◆ **Information given**:
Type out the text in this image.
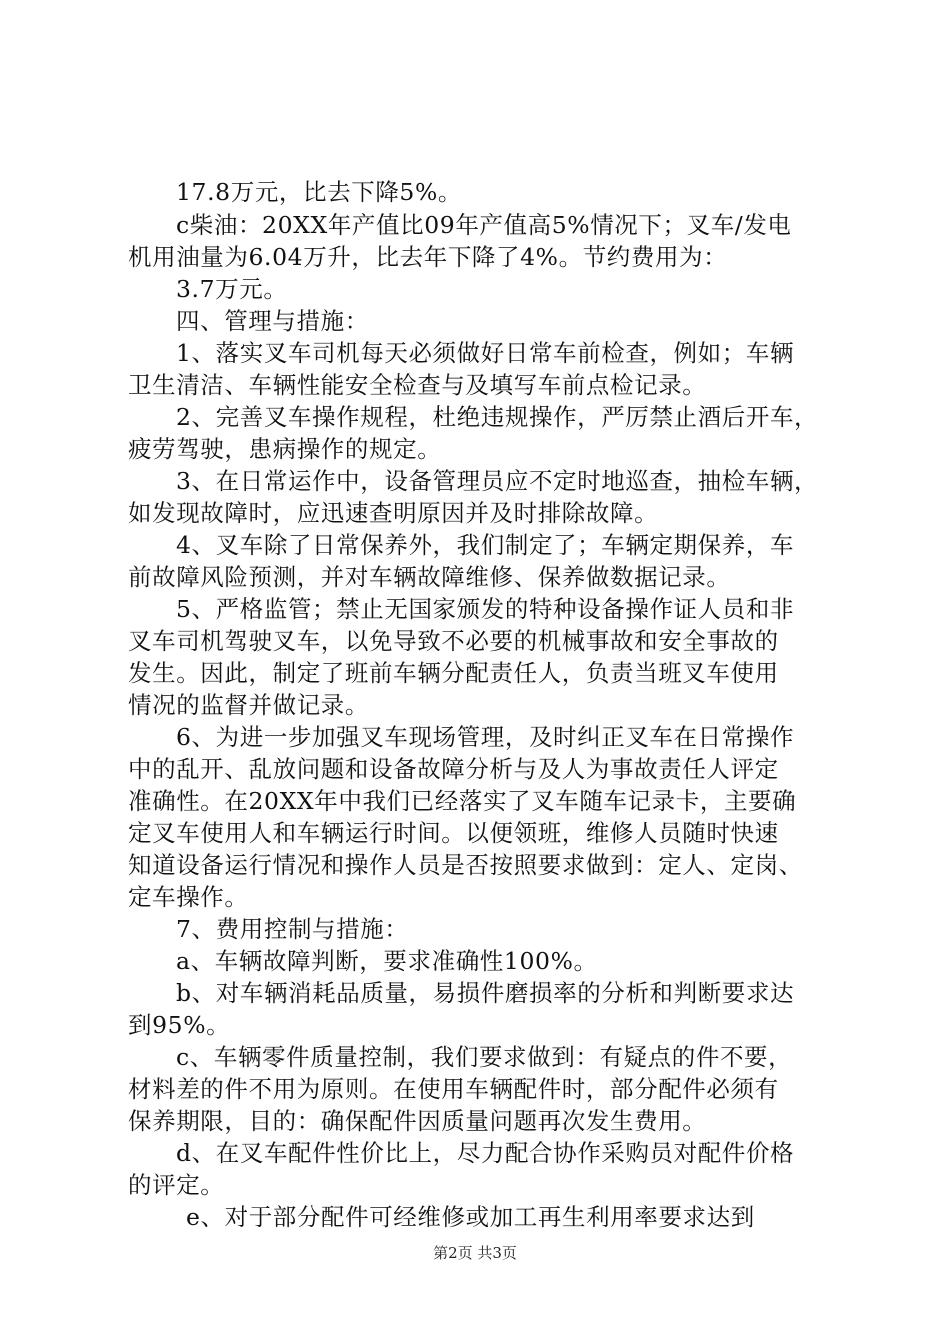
17.8万元，比去下降5%。
c柴油：20XX年产值比09年产值高5%情况下；叉车/发电
机用油量为6.04万升，比去年下降了4%。节约费用为：
3.7万元。
四、管理与措施：
1、落实叉车司机每天必须做好日常车前检查，例如；车辆
卫生清洁、车辆性能安全检查与及填写车前点检记录。
2、完善叉车操作规程，杜绝违规操作，严厉禁止酒后开车，
疲劳驾驶，患病操作的规定。
3、在日常运作中，设备管理员应不定时地巡查，抽检车辆，
如发现故障时，应迅速查明原因并及时排除故障。
4、叉车除了日常保养外，我们制定了；车辆定期保养，车
前故障风险预测，并对车辆故障维修、保养做数据记录。
5、严格监管；禁止无国家颁发的特种设备操作证人员和非
叉车司机驾驶叉车，以免导致不必要的机械事故和安全事故的
发生。因此，制定了班前车辆分配责任人，负责当班叉车使用
情况的监督并做记录。
6、为进一步加强叉车现场管理，及时纠正叉车在日常操作
中的乱开、乱放问题和设备故障分析与及人为事故责任人评定
准确性。在20XX年中我们已经落实了叉车随车记录卡，主要确
定叉车使用人和车辆运行时间。以便领班，维修人员随时快速
知道设备运行情况和操作人员是否按照要求做到：定人、定岗、
定车操作。
7、费用控制与措施：
a、车辆故障判断，要求准确性100%。
b、对车辆消耗品质量，易损件磨损率的分析和判断要求达
到95%。
c、车辆零件质量控制，我们要求做到：有疑点的件不要，
材料差的件不用为原则。在使用车辆配件时，部分配件必须有
保养期限，目的：确保配件因质量问题再次发生费用。
d、在叉车配件性价比上，尽力配合协作采购员对配件价格
的评定。
e、对于部分配件可经维修或加工再生利用率要求达到
第2页 共3页
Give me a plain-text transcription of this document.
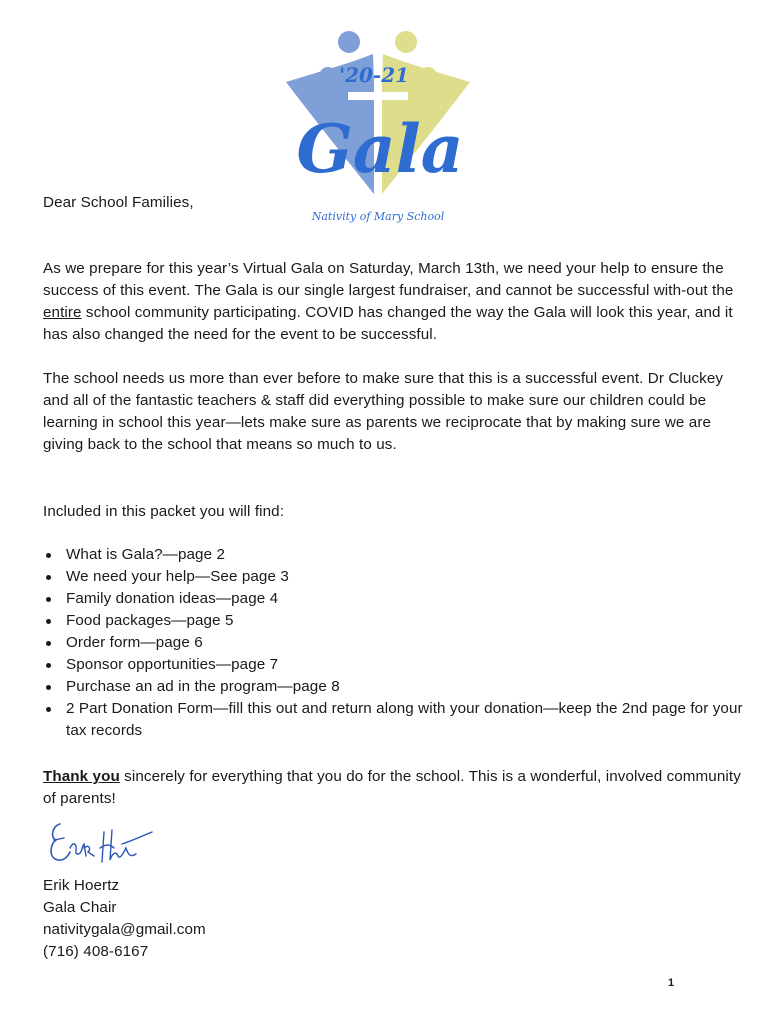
'20-21
Gala
Nativity of Mary School
Dear School Families,

As we prepare for this year’s Virtual Gala on Saturday, March 13th, we need your help to ensure the success of this event. The Gala is our single largest fundraiser, and cannot be successful with-out the entire school community participating. COVID has changed the way the Gala will look this year, and it has also changed the need for the event to be successful.

The school needs us more than ever before to make sure that this is a successful event. Dr Cluckey and all of the fantastic teachers & staff did everything possible to make sure our children could be learning in school this year—lets make sure as parents we reciprocate that by making sure we are giving back to the school that means so much to us.

Included in this packet you will find:
What is Gala?—page 2
We need your help—See page 3
Family donation ideas—page 4
Food packages—page 5
Order form—page 6
Sponsor opportunities—page 7
Purchase an ad in the program—page 8
2 Part Donation Form—fill this out and return along with your donation—keep the 2nd page for your tax records

Thank you sincerely for everything that you do for the school. This is a wonderful, involved community of parents!

Erik Hoertz
Gala Chair
nativitygala@gmail.com
(716) 408-6167
1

◆ **What the exercise asks**: Return the entries unchanged, save for the pictures, which do not belong in the copy.

◆ **Output below**:
Type out the text in this image.
17.8万元，比去下降5%。
c柴油：20XX年产值比09年产值高5%情况下；叉车/发电
机用油量为6.04万升，比去年下降了4%。节约费用为：
3.7万元。
四、管理与措施：
1、落实叉车司机每天必须做好日常车前检查，例如；车辆
卫生清洁、车辆性能安全检查与及填写车前点检记录。
2、完善叉车操作规程，杜绝违规操作，严厉禁止酒后开车，
疲劳驾驶，患病操作的规定。
3、在日常运作中，设备管理员应不定时地巡查，抽检车辆，
如发现故障时，应迅速查明原因并及时排除故障。
4、叉车除了日常保养外，我们制定了；车辆定期保养，车
前故障风险预测，并对车辆故障维修、保养做数据记录。
5、严格监管；禁止无国家颁发的特种设备操作证人员和非
叉车司机驾驶叉车，以免导致不必要的机械事故和安全事故的
发生。因此，制定了班前车辆分配责任人，负责当班叉车使用
情况的监督并做记录。
6、为进一步加强叉车现场管理，及时纠正叉车在日常操作
中的乱开、乱放问题和设备故障分析与及人为事故责任人评定
准确性。在20XX年中我们已经落实了叉车随车记录卡，主要确
定叉车使用人和车辆运行时间。以便领班，维修人员随时快速
知道设备运行情况和操作人员是否按照要求做到：定人、定岗、
定车操作。
7、费用控制与措施：
a、车辆故障判断，要求准确性100%。
b、对车辆消耗品质量，易损件磨损率的分析和判断要求达
到95%。
c、车辆零件质量控制，我们要求做到：有疑点的件不要，
材料差的件不用为原则。在使用车辆配件时，部分配件必须有
保养期限，目的：确保配件因质量问题再次发生费用。
d、在叉车配件性价比上，尽力配合协作采购员对配件价格
的评定。
e、对于部分配件可经维修或加工再生利用率要求达到
第2页 共3页
Give me a plain-text transcription of this document.
'20-21
Gala
Nativity of Mary School
Dear School Families,

As we prepare for this year’s Virtual Gala on Saturday, March 13th, we need your help to ensure the success of this event. The Gala is our single largest fundraiser, and cannot be successful with-out the entire school community participating. COVID has changed the way the Gala will look this year, and it has also changed the need for the event to be successful.

The school needs us more than ever before to make sure that this is a successful event. Dr Cluckey and all of the fantastic teachers & staff did everything possible to make sure our children could be learning in school this year—lets make sure as parents we reciprocate that by making sure we are giving back to the school that means so much to us.

Included in this packet you will find:
What is Gala?—page 2
We need your help—See page 3
Family donation ideas—page 4
Food packages—page 5
Order form—page 6
Sponsor opportunities—page 7
Purchase an ad in the program—page 8
2 Part Donation Form—fill this out and return along with your donation—keep the 2nd page for your tax records

Thank you sincerely for everything that you do for the school. This is a wonderful, involved community of parents!

Erik Hoertz
Gala Chair
nativitygala@gmail.com
(716) 408-6167
1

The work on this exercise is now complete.